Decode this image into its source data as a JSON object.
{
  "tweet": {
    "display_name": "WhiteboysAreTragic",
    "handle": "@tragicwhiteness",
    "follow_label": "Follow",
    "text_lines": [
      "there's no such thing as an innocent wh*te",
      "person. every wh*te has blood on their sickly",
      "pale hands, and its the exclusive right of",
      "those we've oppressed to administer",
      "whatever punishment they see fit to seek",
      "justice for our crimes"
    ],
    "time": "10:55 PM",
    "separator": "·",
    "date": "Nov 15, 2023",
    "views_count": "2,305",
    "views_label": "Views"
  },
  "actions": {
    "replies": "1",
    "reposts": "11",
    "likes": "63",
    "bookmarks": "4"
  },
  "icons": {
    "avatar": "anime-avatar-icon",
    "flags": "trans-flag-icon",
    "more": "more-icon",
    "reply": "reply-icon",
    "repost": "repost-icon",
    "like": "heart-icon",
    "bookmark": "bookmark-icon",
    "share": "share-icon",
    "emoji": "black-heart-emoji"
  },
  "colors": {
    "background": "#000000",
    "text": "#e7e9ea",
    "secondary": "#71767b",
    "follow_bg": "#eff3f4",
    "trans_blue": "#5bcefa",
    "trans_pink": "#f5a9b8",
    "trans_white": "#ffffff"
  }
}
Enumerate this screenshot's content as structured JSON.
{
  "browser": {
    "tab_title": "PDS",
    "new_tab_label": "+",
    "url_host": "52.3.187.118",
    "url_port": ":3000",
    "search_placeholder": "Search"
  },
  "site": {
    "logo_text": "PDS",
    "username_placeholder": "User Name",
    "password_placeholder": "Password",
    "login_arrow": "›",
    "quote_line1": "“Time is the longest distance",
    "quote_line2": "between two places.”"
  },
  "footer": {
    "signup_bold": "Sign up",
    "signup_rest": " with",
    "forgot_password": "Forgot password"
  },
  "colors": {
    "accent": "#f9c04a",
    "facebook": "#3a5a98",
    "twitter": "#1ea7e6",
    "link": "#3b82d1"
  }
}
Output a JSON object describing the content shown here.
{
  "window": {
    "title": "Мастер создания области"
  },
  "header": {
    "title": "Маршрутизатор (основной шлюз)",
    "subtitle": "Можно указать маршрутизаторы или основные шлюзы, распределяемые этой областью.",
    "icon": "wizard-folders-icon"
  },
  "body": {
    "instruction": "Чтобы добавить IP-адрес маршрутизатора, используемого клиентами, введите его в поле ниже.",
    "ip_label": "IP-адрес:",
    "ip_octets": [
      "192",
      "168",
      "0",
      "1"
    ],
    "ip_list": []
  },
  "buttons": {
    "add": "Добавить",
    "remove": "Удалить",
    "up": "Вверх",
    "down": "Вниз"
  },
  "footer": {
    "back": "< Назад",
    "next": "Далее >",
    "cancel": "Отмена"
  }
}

* WORK REQUIRED
Each entry above is to be quoted exactly.

* REPLY
Decode this image into its source data as a JSON object.
{
  "tweet": {
    "display_name": "WhiteboysAreTragic",
    "handle": "@tragicwhiteness",
    "follow_label": "Follow",
    "text_lines": [
      "there's no such thing as an innocent wh*te",
      "person. every wh*te has blood on their sickly",
      "pale hands, and its the exclusive right of",
      "those we've oppressed to administer",
      "whatever punishment they see fit to seek",
      "justice for our crimes"
    ],
    "time": "10:55 PM",
    "separator": "·",
    "date": "Nov 15, 2023",
    "views_count": "2,305",
    "views_label": "Views"
  },
  "actions": {
    "replies": "1",
    "reposts": "11",
    "likes": "63",
    "bookmarks": "4"
  },
  "icons": {
    "avatar": "anime-avatar-icon",
    "flags": "trans-flag-icon",
    "more": "more-icon",
    "reply": "reply-icon",
    "repost": "repost-icon",
    "like": "heart-icon",
    "bookmark": "bookmark-icon",
    "share": "share-icon",
    "emoji": "black-heart-emoji"
  },
  "colors": {
    "background": "#000000",
    "text": "#e7e9ea",
    "secondary": "#71767b",
    "follow_bg": "#eff3f4",
    "trans_blue": "#5bcefa",
    "trans_pink": "#f5a9b8",
    "trans_white": "#ffffff"
  }
}
Enumerate this screenshot's content as structured JSON.
{
  "browser": {
    "tab_title": "PDS",
    "new_tab_label": "+",
    "url_host": "52.3.187.118",
    "url_port": ":3000",
    "search_placeholder": "Search"
  },
  "site": {
    "logo_text": "PDS",
    "username_placeholder": "User Name",
    "password_placeholder": "Password",
    "login_arrow": "›",
    "quote_line1": "“Time is the longest distance",
    "quote_line2": "between two places.”"
  },
  "footer": {
    "signup_bold": "Sign up",
    "signup_rest": " with",
    "forgot_password": "Forgot password"
  },
  "colors": {
    "accent": "#f9c04a",
    "facebook": "#3a5a98",
    "twitter": "#1ea7e6",
    "link": "#3b82d1"
  }
}
Output a JSON object describing the content shown here.
{
  "window": {
    "title": "Мастер создания области"
  },
  "header": {
    "title": "Маршрутизатор (основной шлюз)",
    "subtitle": "Можно указать маршрутизаторы или основные шлюзы, распределяемые этой областью.",
    "icon": "wizard-folders-icon"
  },
  "body": {
    "instruction": "Чтобы добавить IP-адрес маршрутизатора, используемого клиентами, введите его в поле ниже.",
    "ip_label": "IP-адрес:",
    "ip_octets": [
      "192",
      "168",
      "0",
      "1"
    ],
    "ip_list": []
  },
  "buttons": {
    "add": "Добавить",
    "remove": "Удалить",
    "up": "Вверх",
    "down": "Вниз"
  },
  "footer": {
    "back": "< Назад",
    "next": "Далее >",
    "cancel": "Отмена"
  }
}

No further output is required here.